*The exercise*:
Repeat the full listing, word for word.

*Data entries*:
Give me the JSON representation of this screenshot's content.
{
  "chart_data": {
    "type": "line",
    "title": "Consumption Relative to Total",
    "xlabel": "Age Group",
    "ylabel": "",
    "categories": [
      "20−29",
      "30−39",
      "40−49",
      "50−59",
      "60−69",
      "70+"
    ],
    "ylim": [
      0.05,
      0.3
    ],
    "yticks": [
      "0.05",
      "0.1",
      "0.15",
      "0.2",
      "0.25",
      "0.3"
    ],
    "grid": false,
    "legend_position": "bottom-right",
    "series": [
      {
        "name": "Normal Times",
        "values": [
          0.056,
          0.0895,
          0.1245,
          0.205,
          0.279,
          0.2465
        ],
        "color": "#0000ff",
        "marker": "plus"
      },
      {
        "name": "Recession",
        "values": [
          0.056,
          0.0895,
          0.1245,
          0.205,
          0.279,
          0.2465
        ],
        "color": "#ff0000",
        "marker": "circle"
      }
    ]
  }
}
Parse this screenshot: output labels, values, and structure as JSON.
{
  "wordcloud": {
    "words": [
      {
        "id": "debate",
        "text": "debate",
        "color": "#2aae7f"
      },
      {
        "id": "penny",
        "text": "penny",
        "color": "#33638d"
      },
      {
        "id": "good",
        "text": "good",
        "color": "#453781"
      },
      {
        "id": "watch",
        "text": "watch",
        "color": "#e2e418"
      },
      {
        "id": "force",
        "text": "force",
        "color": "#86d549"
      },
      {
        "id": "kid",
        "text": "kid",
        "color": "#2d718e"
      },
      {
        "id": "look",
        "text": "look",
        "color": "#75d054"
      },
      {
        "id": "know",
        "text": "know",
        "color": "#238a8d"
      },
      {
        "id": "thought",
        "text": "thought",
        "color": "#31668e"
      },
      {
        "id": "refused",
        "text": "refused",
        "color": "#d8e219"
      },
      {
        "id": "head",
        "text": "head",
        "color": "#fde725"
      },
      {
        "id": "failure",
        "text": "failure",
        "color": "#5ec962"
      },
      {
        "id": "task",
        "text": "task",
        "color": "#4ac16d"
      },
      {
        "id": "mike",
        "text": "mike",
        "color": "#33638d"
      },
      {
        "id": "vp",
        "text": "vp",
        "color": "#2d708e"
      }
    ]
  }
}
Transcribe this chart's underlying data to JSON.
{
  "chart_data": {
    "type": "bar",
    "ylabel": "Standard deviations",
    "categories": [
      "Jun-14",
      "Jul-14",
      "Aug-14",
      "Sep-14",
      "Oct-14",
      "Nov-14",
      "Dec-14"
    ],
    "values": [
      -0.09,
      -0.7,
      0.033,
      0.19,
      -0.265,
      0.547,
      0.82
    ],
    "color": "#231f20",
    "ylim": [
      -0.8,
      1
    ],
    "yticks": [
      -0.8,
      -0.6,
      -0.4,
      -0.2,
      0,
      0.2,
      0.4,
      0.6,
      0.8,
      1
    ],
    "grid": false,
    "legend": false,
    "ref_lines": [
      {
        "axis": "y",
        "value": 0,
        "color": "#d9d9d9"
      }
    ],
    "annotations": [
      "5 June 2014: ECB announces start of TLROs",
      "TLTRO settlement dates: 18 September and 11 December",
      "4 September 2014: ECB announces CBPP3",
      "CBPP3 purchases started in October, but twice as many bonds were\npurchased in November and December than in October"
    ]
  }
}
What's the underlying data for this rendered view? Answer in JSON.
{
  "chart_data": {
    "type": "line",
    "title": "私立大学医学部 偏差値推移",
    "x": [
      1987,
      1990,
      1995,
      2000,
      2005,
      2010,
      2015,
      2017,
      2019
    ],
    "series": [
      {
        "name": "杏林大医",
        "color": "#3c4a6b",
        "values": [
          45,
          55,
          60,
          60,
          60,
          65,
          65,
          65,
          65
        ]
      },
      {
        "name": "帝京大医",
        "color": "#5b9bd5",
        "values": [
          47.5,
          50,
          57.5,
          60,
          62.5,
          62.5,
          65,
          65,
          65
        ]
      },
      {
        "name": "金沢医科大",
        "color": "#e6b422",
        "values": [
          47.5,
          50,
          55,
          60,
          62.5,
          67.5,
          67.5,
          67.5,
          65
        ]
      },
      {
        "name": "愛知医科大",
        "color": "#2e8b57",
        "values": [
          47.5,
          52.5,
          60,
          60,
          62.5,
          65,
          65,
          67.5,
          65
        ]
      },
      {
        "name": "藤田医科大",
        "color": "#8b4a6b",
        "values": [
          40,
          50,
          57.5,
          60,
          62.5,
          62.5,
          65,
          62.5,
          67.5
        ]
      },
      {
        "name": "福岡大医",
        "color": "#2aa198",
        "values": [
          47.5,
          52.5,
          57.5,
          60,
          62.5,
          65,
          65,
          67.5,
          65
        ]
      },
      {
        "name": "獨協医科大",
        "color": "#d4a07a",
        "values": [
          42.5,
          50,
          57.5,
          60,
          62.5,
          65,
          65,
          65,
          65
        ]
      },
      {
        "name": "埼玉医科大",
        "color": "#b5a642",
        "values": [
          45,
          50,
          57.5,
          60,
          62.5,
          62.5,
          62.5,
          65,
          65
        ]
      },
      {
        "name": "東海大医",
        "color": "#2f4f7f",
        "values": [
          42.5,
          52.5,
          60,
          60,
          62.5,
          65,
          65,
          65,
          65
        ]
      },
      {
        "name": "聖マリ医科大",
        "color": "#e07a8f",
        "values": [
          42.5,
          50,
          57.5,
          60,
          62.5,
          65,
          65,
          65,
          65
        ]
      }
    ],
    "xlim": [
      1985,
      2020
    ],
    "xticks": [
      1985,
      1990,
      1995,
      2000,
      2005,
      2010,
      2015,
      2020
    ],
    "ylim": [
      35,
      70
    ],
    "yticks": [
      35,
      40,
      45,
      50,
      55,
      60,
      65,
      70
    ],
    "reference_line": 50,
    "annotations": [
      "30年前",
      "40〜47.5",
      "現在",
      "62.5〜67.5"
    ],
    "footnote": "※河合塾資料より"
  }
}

*Task answer*:
Give me the JSON representation of this screenshot's content.
{
  "chart_data": {
    "type": "line",
    "title": "Consumption Relative to Total",
    "xlabel": "Age Group",
    "ylabel": "",
    "categories": [
      "20−29",
      "30−39",
      "40−49",
      "50−59",
      "60−69",
      "70+"
    ],
    "ylim": [
      0.05,
      0.3
    ],
    "yticks": [
      "0.05",
      "0.1",
      "0.15",
      "0.2",
      "0.25",
      "0.3"
    ],
    "grid": false,
    "legend_position": "bottom-right",
    "series": [
      {
        "name": "Normal Times",
        "values": [
          0.056,
          0.0895,
          0.1245,
          0.205,
          0.279,
          0.2465
        ],
        "color": "#0000ff",
        "marker": "plus"
      },
      {
        "name": "Recession",
        "values": [
          0.056,
          0.0895,
          0.1245,
          0.205,
          0.279,
          0.2465
        ],
        "color": "#ff0000",
        "marker": "circle"
      }
    ]
  }
}
Parse this screenshot: output labels, values, and structure as JSON.
{
  "wordcloud": {
    "words": [
      {
        "id": "debate",
        "text": "debate",
        "color": "#2aae7f"
      },
      {
        "id": "penny",
        "text": "penny",
        "color": "#33638d"
      },
      {
        "id": "good",
        "text": "good",
        "color": "#453781"
      },
      {
        "id": "watch",
        "text": "watch",
        "color": "#e2e418"
      },
      {
        "id": "force",
        "text": "force",
        "color": "#86d549"
      },
      {
        "id": "kid",
        "text": "kid",
        "color": "#2d718e"
      },
      {
        "id": "look",
        "text": "look",
        "color": "#75d054"
      },
      {
        "id": "know",
        "text": "know",
        "color": "#238a8d"
      },
      {
        "id": "thought",
        "text": "thought",
        "color": "#31668e"
      },
      {
        "id": "refused",
        "text": "refused",
        "color": "#d8e219"
      },
      {
        "id": "head",
        "text": "head",
        "color": "#fde725"
      },
      {
        "id": "failure",
        "text": "failure",
        "color": "#5ec962"
      },
      {
        "id": "task",
        "text": "task",
        "color": "#4ac16d"
      },
      {
        "id": "mike",
        "text": "mike",
        "color": "#33638d"
      },
      {
        "id": "vp",
        "text": "vp",
        "color": "#2d708e"
      }
    ]
  }
}
Transcribe this chart's underlying data to JSON.
{
  "chart_data": {
    "type": "bar",
    "ylabel": "Standard deviations",
    "categories": [
      "Jun-14",
      "Jul-14",
      "Aug-14",
      "Sep-14",
      "Oct-14",
      "Nov-14",
      "Dec-14"
    ],
    "values": [
      -0.09,
      -0.7,
      0.033,
      0.19,
      -0.265,
      0.547,
      0.82
    ],
    "color": "#231f20",
    "ylim": [
      -0.8,
      1
    ],
    "yticks": [
      -0.8,
      -0.6,
      -0.4,
      -0.2,
      0,
      0.2,
      0.4,
      0.6,
      0.8,
      1
    ],
    "grid": false,
    "legend": false,
    "ref_lines": [
      {
        "axis": "y",
        "value": 0,
        "color": "#d9d9d9"
      }
    ],
    "annotations": [
      "5 June 2014: ECB announces start of TLROs",
      "TLTRO settlement dates: 18 September and 11 December",
      "4 September 2014: ECB announces CBPP3",
      "CBPP3 purchases started in October, but twice as many bonds were\npurchased in November and December than in October"
    ]
  }
}
What's the underlying data for this rendered view? Answer in JSON.
{
  "chart_data": {
    "type": "line",
    "title": "私立大学医学部 偏差値推移",
    "x": [
      1987,
      1990,
      1995,
      2000,
      2005,
      2010,
      2015,
      2017,
      2019
    ],
    "series": [
      {
        "name": "杏林大医",
        "color": "#3c4a6b",
        "values": [
          45,
          55,
          60,
          60,
          60,
          65,
          65,
          65,
          65
        ]
      },
      {
        "name": "帝京大医",
        "color": "#5b9bd5",
        "values": [
          47.5,
          50,
          57.5,
          60,
          62.5,
          62.5,
          65,
          65,
          65
        ]
      },
      {
        "name": "金沢医科大",
        "color": "#e6b422",
        "values": [
          47.5,
          50,
          55,
          60,
          62.5,
          67.5,
          67.5,
          67.5,
          65
        ]
      },
      {
        "name": "愛知医科大",
        "color": "#2e8b57",
        "values": [
          47.5,
          52.5,
          60,
          60,
          62.5,
          65,
          65,
          67.5,
          65
        ]
      },
      {
        "name": "藤田医科大",
        "color": "#8b4a6b",
        "values": [
          40,
          50,
          57.5,
          60,
          62.5,
          62.5,
          65,
          62.5,
          67.5
        ]
      },
      {
        "name": "福岡大医",
        "color": "#2aa198",
        "values": [
          47.5,
          52.5,
          57.5,
          60,
          62.5,
          65,
          65,
          67.5,
          65
        ]
      },
      {
        "name": "獨協医科大",
        "color": "#d4a07a",
        "values": [
          42.5,
          50,
          57.5,
          60,
          62.5,
          65,
          65,
          65,
          65
        ]
      },
      {
        "name": "埼玉医科大",
        "color": "#b5a642",
        "values": [
          45,
          50,
          57.5,
          60,
          62.5,
          62.5,
          62.5,
          65,
          65
        ]
      },
      {
        "name": "東海大医",
        "color": "#2f4f7f",
        "values": [
          42.5,
          52.5,
          60,
          60,
          62.5,
          65,
          65,
          65,
          65
        ]
      },
      {
        "name": "聖マリ医科大",
        "color": "#e07a8f",
        "values": [
          42.5,
          50,
          57.5,
          60,
          62.5,
          65,
          65,
          65,
          65
        ]
      }
    ],
    "xlim": [
      1985,
      2020
    ],
    "xticks": [
      1985,
      1990,
      1995,
      2000,
      2005,
      2010,
      2015,
      2020
    ],
    "ylim": [
      35,
      70
    ],
    "yticks": [
      35,
      40,
      45,
      50,
      55,
      60,
      65,
      70
    ],
    "reference_line": 50,
    "annotations": [
      "30年前",
      "40〜47.5",
      "現在",
      "62.5〜67.5"
    ],
    "footnote": "※河合塾資料より"
  }
}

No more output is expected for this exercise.